What you should do: Set down all of the data that follows word for word, without the images.

☆ ☆ ☆

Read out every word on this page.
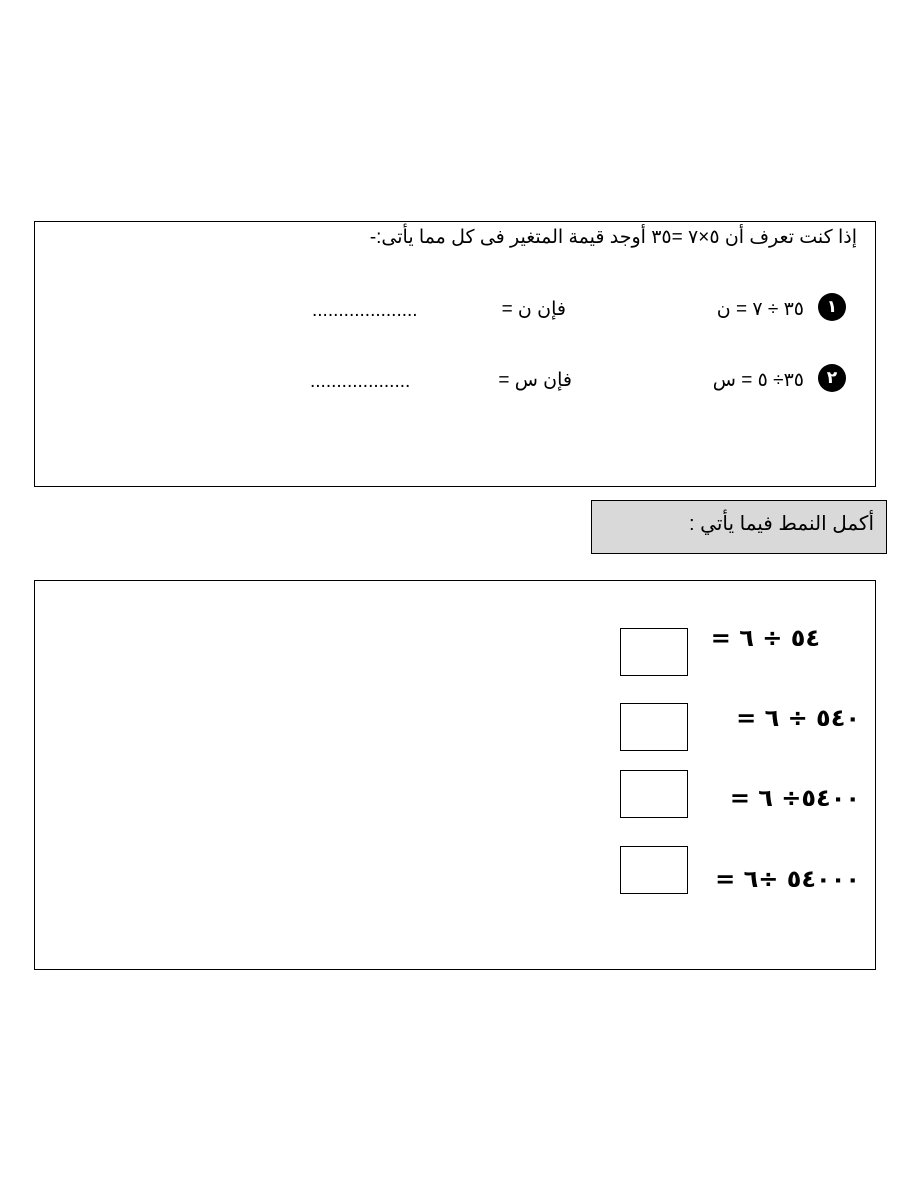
إذا كنت تعرف أن ٥×٧ =٣٥ أوجد قيمة المتغير فى كل مما يأتى:-
١
٣٥ ÷ ٧ = ن
فإن ن =
....................
٢
٣٥÷ ٥ = س
فإن س =
...................
أكمل النمط فيما يأتي :
٥٤ ÷ ٦ =
٥٤٠ ÷ ٦ =
٥٤٠٠÷ ٦ =
٥٤٠٠٠ ÷٦ =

☆ ☆ ☆

Exercise response:
Read out every word on this page.
إذا كنت تعرف أن ٥×٧ =٣٥ أوجد قيمة المتغير فى كل مما يأتى:-
١
٣٥ ÷ ٧ = ن
فإن ن =
....................
٢
٣٥÷ ٥ = س
فإن س =
...................
أكمل النمط فيما يأتي :
٥٤ ÷ ٦ =
٥٤٠ ÷ ٦ =
٥٤٠٠÷ ٦ =
٥٤٠٠٠ ÷٦ =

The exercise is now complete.